Will you quote all of the entries, word for word?

─── Records supplied ───

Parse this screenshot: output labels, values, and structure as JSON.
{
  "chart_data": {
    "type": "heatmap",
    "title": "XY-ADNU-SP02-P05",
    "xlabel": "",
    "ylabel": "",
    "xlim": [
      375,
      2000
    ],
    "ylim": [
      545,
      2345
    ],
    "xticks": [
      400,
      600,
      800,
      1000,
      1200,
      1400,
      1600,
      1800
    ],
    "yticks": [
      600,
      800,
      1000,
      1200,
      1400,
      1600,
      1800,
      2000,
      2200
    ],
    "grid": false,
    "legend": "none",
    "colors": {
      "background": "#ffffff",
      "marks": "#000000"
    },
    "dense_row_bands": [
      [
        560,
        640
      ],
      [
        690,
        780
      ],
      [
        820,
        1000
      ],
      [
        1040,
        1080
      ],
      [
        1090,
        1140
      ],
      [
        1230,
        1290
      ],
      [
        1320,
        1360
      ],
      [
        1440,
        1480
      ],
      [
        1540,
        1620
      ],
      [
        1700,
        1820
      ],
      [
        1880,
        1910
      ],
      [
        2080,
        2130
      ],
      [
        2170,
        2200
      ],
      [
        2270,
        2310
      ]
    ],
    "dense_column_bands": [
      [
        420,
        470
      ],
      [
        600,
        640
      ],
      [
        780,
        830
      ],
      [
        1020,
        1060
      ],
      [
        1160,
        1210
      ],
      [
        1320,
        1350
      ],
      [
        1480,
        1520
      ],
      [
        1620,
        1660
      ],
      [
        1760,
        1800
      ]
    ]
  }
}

───

### Worked solution
Parse this screenshot: output labels, values, and structure as JSON.
{
  "chart_data": {
    "type": "heatmap",
    "title": "XY-ADNU-SP02-P05",
    "xlabel": "",
    "ylabel": "",
    "xlim": [
      375,
      2000
    ],
    "ylim": [
      545,
      2345
    ],
    "xticks": [
      400,
      600,
      800,
      1000,
      1200,
      1400,
      1600,
      1800
    ],
    "yticks": [
      600,
      800,
      1000,
      1200,
      1400,
      1600,
      1800,
      2000,
      2200
    ],
    "grid": false,
    "legend": "none",
    "colors": {
      "background": "#ffffff",
      "marks": "#000000"
    },
    "dense_row_bands": [
      [
        560,
        640
      ],
      [
        690,
        780
      ],
      [
        820,
        1000
      ],
      [
        1040,
        1080
      ],
      [
        1090,
        1140
      ],
      [
        1230,
        1290
      ],
      [
        1320,
        1360
      ],
      [
        1440,
        1480
      ],
      [
        1540,
        1620
      ],
      [
        1700,
        1820
      ],
      [
        1880,
        1910
      ],
      [
        2080,
        2130
      ],
      [
        2170,
        2200
      ],
      [
        2270,
        2310
      ]
    ],
    "dense_column_bands": [
      [
        420,
        470
      ],
      [
        600,
        640
      ],
      [
        780,
        830
      ],
      [
        1020,
        1060
      ],
      [
        1160,
        1210
      ],
      [
        1320,
        1350
      ],
      [
        1480,
        1520
      ],
      [
        1620,
        1660
      ],
      [
        1760,
        1800
      ]
    ]
  }
}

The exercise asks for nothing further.